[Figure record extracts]
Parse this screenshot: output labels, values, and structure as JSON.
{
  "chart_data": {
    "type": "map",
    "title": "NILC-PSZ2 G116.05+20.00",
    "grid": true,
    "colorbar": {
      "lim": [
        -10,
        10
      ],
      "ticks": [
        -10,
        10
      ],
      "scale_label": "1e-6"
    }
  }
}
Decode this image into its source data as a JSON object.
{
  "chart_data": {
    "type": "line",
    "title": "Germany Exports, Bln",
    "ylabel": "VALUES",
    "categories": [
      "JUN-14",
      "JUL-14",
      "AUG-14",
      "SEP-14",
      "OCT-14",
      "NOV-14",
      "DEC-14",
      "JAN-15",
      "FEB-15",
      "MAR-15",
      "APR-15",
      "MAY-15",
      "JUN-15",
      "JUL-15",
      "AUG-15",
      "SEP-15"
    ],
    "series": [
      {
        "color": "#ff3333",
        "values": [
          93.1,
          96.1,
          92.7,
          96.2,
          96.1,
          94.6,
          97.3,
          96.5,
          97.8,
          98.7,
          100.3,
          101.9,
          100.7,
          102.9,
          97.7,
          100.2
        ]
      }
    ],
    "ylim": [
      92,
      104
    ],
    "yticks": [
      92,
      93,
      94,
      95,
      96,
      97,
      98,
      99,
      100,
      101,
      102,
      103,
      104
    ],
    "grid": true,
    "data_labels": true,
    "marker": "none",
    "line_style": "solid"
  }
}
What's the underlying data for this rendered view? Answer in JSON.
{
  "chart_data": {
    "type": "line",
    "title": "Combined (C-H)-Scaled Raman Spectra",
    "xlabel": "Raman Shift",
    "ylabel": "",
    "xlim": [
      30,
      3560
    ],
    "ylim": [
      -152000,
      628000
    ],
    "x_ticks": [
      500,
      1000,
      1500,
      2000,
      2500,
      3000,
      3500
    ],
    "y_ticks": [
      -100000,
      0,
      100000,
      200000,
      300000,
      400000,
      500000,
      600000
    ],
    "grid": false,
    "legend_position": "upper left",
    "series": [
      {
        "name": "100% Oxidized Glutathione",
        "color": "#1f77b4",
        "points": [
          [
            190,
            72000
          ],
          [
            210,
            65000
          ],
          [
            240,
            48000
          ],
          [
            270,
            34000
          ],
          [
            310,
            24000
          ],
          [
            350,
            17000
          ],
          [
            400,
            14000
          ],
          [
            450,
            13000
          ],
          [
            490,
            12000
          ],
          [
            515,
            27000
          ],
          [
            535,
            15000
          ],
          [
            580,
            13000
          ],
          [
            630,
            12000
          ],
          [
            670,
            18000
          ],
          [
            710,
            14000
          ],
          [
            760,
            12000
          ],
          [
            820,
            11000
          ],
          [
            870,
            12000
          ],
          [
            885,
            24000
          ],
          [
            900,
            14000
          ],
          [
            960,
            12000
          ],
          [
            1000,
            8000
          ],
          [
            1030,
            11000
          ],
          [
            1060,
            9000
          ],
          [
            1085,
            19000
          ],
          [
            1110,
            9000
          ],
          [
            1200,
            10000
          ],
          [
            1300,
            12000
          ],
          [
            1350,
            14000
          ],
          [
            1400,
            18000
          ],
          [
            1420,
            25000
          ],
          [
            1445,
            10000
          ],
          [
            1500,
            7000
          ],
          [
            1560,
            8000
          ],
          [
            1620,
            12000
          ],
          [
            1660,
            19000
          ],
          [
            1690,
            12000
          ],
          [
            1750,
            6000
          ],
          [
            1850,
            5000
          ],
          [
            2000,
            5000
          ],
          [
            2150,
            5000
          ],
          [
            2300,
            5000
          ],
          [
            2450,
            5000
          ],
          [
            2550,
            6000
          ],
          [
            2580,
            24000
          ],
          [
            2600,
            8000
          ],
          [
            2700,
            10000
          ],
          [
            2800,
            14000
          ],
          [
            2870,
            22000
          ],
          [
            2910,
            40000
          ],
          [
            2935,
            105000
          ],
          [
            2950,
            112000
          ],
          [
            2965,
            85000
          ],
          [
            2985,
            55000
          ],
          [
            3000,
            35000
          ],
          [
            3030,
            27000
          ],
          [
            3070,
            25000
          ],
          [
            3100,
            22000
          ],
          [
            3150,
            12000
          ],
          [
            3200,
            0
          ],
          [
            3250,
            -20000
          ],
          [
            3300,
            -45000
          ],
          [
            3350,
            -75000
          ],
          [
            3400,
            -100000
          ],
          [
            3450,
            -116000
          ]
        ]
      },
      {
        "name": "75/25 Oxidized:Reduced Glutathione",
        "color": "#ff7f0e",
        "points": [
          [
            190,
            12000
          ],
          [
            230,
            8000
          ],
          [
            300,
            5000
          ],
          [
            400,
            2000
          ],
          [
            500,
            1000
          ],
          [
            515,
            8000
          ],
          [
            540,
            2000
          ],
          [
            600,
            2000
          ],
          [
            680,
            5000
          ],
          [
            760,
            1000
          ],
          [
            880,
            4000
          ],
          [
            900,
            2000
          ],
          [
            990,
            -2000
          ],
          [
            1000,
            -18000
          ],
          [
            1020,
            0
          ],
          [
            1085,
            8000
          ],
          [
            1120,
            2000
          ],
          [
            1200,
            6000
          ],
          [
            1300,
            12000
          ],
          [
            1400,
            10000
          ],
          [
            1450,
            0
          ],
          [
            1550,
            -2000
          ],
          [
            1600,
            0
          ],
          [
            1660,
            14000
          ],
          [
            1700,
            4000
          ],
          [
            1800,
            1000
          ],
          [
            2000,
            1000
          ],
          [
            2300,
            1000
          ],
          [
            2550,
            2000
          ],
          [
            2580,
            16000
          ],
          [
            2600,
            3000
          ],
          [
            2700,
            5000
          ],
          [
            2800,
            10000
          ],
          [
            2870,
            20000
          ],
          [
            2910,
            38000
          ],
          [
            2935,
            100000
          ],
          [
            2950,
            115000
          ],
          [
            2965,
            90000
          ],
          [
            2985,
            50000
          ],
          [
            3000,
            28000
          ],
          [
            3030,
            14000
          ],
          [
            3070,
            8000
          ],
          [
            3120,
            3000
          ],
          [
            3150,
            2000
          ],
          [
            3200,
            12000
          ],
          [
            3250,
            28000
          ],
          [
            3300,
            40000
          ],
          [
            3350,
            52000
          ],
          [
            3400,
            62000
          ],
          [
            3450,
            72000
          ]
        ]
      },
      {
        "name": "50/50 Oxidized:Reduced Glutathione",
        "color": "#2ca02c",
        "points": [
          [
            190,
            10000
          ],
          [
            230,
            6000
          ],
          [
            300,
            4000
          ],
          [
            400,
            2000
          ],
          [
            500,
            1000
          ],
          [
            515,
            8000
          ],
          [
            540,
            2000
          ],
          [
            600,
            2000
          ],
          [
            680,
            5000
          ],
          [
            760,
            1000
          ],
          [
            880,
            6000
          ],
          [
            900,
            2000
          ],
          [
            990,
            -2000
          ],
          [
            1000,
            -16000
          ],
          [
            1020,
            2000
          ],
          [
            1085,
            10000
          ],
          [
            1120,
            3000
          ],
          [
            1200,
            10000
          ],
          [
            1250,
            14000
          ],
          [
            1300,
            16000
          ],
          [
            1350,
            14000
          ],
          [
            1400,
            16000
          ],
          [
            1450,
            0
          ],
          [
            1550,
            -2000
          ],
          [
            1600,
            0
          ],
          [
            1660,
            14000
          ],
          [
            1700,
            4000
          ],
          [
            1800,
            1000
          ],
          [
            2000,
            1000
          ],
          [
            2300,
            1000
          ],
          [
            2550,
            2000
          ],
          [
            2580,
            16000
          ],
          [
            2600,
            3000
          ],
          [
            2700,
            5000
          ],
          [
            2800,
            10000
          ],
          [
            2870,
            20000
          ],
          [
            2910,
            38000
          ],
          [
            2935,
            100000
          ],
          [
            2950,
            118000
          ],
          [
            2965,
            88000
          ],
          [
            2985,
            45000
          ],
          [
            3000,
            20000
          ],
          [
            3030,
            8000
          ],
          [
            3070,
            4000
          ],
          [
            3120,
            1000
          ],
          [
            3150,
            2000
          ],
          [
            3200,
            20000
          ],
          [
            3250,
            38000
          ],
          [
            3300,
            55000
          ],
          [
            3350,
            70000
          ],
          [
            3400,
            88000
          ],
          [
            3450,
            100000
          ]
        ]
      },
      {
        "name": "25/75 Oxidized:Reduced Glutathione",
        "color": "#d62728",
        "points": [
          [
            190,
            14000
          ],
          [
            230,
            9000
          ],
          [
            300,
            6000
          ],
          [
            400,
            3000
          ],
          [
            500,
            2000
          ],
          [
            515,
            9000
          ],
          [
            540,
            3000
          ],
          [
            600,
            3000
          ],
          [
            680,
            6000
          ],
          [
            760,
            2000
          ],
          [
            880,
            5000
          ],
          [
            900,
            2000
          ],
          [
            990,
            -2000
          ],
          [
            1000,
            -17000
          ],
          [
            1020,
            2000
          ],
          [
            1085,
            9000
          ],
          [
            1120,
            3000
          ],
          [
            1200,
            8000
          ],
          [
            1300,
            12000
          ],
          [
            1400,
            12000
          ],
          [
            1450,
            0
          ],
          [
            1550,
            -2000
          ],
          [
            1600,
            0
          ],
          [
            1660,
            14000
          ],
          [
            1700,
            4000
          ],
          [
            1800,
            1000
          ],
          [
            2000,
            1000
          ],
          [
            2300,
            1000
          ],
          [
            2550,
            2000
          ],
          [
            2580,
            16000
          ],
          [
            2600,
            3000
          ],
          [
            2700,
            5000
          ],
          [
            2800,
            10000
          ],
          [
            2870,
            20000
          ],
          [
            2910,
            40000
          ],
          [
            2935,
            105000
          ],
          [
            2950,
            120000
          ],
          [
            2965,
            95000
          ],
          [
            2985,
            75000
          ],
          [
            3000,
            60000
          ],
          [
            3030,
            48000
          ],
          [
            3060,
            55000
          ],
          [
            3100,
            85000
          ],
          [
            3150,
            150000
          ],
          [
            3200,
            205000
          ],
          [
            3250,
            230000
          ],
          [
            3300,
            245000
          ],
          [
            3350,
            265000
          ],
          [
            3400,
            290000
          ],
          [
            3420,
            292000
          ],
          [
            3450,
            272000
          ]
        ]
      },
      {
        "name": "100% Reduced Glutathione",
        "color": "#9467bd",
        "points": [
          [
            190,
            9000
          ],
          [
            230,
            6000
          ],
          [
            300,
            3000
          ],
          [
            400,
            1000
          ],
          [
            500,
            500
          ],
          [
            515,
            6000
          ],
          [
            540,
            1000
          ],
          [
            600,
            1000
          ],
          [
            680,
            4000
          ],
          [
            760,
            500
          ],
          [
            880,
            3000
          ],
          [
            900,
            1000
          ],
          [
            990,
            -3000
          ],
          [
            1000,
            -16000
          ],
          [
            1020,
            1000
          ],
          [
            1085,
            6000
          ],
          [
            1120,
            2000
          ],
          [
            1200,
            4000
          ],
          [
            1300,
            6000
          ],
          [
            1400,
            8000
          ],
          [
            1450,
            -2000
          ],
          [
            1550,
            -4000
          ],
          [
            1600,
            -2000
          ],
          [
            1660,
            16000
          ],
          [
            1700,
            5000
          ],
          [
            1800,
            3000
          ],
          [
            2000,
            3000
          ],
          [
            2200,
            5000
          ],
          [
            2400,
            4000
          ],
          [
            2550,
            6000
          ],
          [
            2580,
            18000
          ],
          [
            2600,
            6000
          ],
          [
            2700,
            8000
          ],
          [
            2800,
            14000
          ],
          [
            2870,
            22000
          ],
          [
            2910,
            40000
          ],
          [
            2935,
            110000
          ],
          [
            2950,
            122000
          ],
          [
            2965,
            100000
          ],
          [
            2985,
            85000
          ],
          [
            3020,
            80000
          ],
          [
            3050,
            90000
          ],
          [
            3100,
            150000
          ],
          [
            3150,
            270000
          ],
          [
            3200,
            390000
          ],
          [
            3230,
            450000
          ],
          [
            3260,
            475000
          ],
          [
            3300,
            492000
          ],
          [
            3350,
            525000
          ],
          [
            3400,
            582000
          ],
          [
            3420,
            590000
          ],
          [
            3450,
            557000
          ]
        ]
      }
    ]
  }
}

» The exercise: Gather up every line in the data above that contains the word "Reduced", copying each one.

» Worked answer:
        "name": "75/25 Oxidized:Reduced Glutathione",
        "name": "50/50 Oxidized:Reduced Glutathione",
        "name": "25/75 Oxidized:Reduced Glutathione",
        "name": "100% Reduced Glutathione",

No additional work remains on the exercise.